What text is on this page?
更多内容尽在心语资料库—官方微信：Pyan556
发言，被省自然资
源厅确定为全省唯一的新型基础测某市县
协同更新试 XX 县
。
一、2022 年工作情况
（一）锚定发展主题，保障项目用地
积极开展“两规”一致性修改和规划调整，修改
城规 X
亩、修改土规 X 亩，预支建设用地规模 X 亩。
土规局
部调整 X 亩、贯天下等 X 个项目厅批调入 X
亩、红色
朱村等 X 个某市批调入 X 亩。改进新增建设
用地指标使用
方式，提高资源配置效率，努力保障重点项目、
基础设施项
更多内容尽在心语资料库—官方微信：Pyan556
* * *
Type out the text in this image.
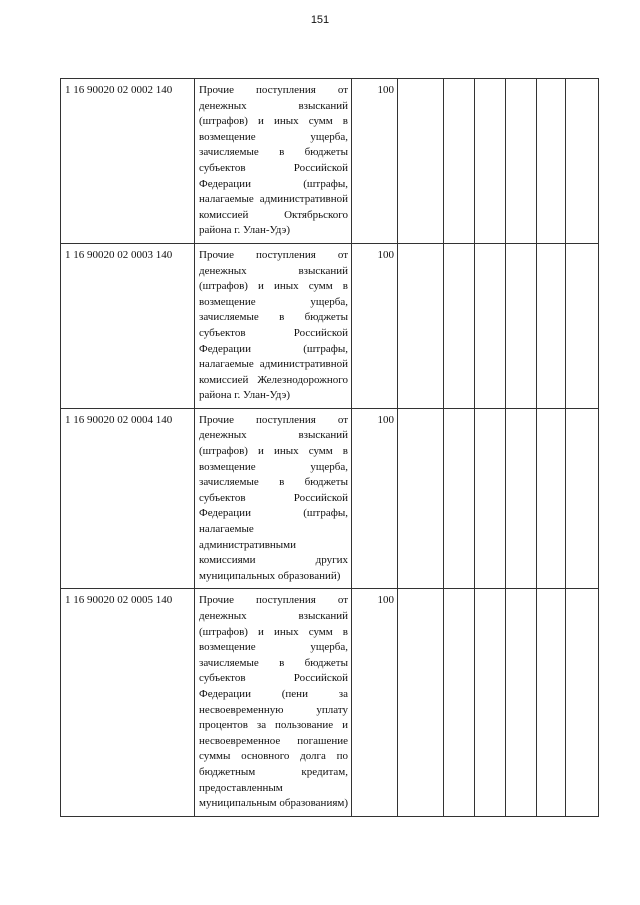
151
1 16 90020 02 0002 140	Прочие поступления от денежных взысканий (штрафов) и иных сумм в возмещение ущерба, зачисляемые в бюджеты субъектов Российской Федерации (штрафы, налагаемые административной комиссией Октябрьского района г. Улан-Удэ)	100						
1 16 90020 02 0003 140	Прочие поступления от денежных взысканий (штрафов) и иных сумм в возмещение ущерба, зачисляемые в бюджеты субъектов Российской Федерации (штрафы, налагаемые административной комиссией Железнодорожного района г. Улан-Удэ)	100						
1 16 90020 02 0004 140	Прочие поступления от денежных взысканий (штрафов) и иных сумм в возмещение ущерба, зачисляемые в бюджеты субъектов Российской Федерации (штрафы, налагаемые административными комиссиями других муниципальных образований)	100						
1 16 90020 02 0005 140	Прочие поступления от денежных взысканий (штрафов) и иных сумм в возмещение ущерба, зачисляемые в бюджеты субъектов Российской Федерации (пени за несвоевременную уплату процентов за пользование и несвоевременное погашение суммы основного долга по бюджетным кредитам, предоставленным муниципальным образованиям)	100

EXERCISE TASK: How many lines of the listing above include the word "text"? State the number and nothing else.

SOLUTION FOR THIS TASK: 2